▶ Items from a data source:
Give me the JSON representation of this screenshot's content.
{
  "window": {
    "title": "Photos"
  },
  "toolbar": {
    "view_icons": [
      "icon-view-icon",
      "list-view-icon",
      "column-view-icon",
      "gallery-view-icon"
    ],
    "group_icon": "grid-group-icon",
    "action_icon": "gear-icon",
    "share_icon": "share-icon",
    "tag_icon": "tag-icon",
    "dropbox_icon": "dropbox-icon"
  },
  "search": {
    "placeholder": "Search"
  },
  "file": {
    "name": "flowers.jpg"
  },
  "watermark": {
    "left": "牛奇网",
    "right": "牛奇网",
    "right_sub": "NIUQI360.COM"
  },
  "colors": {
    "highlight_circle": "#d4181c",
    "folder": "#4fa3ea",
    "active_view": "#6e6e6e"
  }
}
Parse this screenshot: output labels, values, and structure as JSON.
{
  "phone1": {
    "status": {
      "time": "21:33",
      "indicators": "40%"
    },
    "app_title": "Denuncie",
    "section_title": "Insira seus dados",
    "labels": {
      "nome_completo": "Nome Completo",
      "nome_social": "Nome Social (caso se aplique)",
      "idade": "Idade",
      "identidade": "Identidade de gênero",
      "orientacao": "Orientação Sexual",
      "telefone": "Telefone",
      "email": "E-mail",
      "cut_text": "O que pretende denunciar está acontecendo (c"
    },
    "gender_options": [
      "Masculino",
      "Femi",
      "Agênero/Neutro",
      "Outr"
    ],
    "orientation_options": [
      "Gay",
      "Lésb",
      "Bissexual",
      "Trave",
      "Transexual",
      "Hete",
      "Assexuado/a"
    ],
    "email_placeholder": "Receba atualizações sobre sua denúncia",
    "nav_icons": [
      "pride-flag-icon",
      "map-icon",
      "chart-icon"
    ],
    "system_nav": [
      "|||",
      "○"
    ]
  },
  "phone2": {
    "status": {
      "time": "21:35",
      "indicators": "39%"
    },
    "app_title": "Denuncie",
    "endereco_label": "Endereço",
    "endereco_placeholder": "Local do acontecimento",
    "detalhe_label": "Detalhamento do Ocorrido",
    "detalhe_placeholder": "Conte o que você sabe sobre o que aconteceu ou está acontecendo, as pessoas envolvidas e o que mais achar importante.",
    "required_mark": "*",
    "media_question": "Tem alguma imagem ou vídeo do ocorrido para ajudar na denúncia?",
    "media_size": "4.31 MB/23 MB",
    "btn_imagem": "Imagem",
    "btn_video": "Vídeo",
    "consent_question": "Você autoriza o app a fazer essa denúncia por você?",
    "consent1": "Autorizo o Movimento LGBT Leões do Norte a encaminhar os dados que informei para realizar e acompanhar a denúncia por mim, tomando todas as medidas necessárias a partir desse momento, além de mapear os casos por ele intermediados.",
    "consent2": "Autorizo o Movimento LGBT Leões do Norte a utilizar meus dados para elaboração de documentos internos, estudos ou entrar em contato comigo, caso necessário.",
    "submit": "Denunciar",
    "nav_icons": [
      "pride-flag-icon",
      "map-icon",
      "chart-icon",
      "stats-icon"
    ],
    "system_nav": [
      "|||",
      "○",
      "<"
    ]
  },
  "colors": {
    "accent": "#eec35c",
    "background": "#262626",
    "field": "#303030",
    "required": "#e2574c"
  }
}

▶ Job:
Here, the records must be output exactly and in full.

▶ Worked answer:
Give me the JSON representation of this screenshot's content.
{
  "window": {
    "title": "Photos"
  },
  "toolbar": {
    "view_icons": [
      "icon-view-icon",
      "list-view-icon",
      "column-view-icon",
      "gallery-view-icon"
    ],
    "group_icon": "grid-group-icon",
    "action_icon": "gear-icon",
    "share_icon": "share-icon",
    "tag_icon": "tag-icon",
    "dropbox_icon": "dropbox-icon"
  },
  "search": {
    "placeholder": "Search"
  },
  "file": {
    "name": "flowers.jpg"
  },
  "watermark": {
    "left": "牛奇网",
    "right": "牛奇网",
    "right_sub": "NIUQI360.COM"
  },
  "colors": {
    "highlight_circle": "#d4181c",
    "folder": "#4fa3ea",
    "active_view": "#6e6e6e"
  }
}
Parse this screenshot: output labels, values, and structure as JSON.
{
  "phone1": {
    "status": {
      "time": "21:33",
      "indicators": "40%"
    },
    "app_title": "Denuncie",
    "section_title": "Insira seus dados",
    "labels": {
      "nome_completo": "Nome Completo",
      "nome_social": "Nome Social (caso se aplique)",
      "idade": "Idade",
      "identidade": "Identidade de gênero",
      "orientacao": "Orientação Sexual",
      "telefone": "Telefone",
      "email": "E-mail",
      "cut_text": "O que pretende denunciar está acontecendo (c"
    },
    "gender_options": [
      "Masculino",
      "Femi",
      "Agênero/Neutro",
      "Outr"
    ],
    "orientation_options": [
      "Gay",
      "Lésb",
      "Bissexual",
      "Trave",
      "Transexual",
      "Hete",
      "Assexuado/a"
    ],
    "email_placeholder": "Receba atualizações sobre sua denúncia",
    "nav_icons": [
      "pride-flag-icon",
      "map-icon",
      "chart-icon"
    ],
    "system_nav": [
      "|||",
      "○"
    ]
  },
  "phone2": {
    "status": {
      "time": "21:35",
      "indicators": "39%"
    },
    "app_title": "Denuncie",
    "endereco_label": "Endereço",
    "endereco_placeholder": "Local do acontecimento",
    "detalhe_label": "Detalhamento do Ocorrido",
    "detalhe_placeholder": "Conte o que você sabe sobre o que aconteceu ou está acontecendo, as pessoas envolvidas e o que mais achar importante.",
    "required_mark": "*",
    "media_question": "Tem alguma imagem ou vídeo do ocorrido para ajudar na denúncia?",
    "media_size": "4.31 MB/23 MB",
    "btn_imagem": "Imagem",
    "btn_video": "Vídeo",
    "consent_question": "Você autoriza o app a fazer essa denúncia por você?",
    "consent1": "Autorizo o Movimento LGBT Leões do Norte a encaminhar os dados que informei para realizar e acompanhar a denúncia por mim, tomando todas as medidas necessárias a partir desse momento, além de mapear os casos por ele intermediados.",
    "consent2": "Autorizo o Movimento LGBT Leões do Norte a utilizar meus dados para elaboração de documentos internos, estudos ou entrar em contato comigo, caso necessário.",
    "submit": "Denunciar",
    "nav_icons": [
      "pride-flag-icon",
      "map-icon",
      "chart-icon",
      "stats-icon"
    ],
    "system_nav": [
      "|||",
      "○",
      "<"
    ]
  },
  "colors": {
    "accent": "#eec35c",
    "background": "#262626",
    "field": "#303030",
    "required": "#e2574c"
  }
}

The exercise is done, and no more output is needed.